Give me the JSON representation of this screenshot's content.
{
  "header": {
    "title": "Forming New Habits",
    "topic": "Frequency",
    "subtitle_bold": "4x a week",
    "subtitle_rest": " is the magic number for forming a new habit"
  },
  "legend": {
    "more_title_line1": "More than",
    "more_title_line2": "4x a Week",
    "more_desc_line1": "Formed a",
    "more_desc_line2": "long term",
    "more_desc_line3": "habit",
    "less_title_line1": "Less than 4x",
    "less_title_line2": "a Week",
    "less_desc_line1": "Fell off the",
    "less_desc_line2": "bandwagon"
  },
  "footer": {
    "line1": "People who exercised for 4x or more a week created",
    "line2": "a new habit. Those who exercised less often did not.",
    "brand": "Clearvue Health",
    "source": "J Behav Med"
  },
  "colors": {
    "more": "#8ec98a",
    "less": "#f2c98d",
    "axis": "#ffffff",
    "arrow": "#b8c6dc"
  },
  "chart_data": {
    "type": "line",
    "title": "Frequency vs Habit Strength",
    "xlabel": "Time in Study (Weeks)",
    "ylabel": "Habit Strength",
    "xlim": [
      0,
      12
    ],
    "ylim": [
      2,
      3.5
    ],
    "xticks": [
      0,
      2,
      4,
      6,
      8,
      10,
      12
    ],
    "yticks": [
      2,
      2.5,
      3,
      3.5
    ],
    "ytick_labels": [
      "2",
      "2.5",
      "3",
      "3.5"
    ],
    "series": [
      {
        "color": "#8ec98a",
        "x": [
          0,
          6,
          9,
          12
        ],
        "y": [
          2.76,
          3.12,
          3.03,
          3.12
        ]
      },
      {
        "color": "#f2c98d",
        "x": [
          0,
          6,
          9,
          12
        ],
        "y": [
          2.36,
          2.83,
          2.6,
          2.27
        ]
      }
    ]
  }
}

**EXERCISE PROMPT:**
Count the lines in the records above that contain the word "than", and give only that number.

**RESPONSE TO THE TASK:**
2